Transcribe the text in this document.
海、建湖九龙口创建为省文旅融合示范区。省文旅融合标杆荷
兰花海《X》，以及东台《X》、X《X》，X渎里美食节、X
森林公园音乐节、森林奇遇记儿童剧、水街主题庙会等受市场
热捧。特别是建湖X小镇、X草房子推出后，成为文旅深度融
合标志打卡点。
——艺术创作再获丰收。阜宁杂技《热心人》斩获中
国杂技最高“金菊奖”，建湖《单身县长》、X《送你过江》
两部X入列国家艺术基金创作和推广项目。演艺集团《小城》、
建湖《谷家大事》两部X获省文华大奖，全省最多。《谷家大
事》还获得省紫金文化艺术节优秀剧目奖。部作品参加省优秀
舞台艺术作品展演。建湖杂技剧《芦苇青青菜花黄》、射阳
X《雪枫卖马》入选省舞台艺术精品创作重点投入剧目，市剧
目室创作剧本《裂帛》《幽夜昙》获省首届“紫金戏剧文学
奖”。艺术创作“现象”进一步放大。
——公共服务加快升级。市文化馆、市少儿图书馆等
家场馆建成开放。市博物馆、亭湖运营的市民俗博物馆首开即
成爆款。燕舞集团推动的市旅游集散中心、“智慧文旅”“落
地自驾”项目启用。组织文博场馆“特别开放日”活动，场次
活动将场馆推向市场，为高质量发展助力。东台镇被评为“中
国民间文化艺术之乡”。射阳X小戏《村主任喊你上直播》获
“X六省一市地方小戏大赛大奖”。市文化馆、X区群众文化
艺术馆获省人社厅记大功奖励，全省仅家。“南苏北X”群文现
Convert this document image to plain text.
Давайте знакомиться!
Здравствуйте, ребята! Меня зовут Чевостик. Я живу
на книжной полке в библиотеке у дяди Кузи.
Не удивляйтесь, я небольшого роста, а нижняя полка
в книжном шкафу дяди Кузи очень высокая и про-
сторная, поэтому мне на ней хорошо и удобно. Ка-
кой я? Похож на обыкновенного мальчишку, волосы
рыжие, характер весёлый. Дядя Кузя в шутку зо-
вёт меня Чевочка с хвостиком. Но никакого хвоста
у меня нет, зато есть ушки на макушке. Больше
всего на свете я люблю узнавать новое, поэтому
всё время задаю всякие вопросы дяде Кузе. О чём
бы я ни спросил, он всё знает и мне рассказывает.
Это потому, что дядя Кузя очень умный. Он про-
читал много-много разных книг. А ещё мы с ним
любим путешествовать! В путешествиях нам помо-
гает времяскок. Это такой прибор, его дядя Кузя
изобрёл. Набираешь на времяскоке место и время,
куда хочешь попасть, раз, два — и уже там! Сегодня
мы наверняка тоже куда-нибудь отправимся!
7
----
Would you quote, exactly and only, the lines from the one containing "Convert this document image to plain text." to the end of the entries?

§ **Solved problem**
Convert this document image to plain text.
Давайте знакомиться!
Здравствуйте, ребята! Меня зовут Чевостик. Я живу
на книжной полке в библиотеке у дяди Кузи.
Не удивляйтесь, я небольшого роста, а нижняя полка
в книжном шкафу дяди Кузи очень высокая и про-
сторная, поэтому мне на ней хорошо и удобно. Ка-
кой я? Похож на обыкновенного мальчишку, волосы
рыжие, характер весёлый. Дядя Кузя в шутку зо-
вёт меня Чевочка с хвостиком. Но никакого хвоста
у меня нет, зато есть ушки на макушке. Больше
всего на свете я люблю узнавать новое, поэтому
всё время задаю всякие вопросы дяде Кузе. О чём
бы я ни спросил, он всё знает и мне рассказывает.
Это потому, что дядя Кузя очень умный. Он про-
читал много-много разных книг. А ещё мы с ним
любим путешествовать! В путешествиях нам помо-
гает времяскок. Это такой прибор, его дядя Кузя
изобрёл. Набираешь на времяскоке место и время,
куда хочешь попасть, раз, два — и уже там! Сегодня
мы наверняка тоже куда-нибудь отправимся!
7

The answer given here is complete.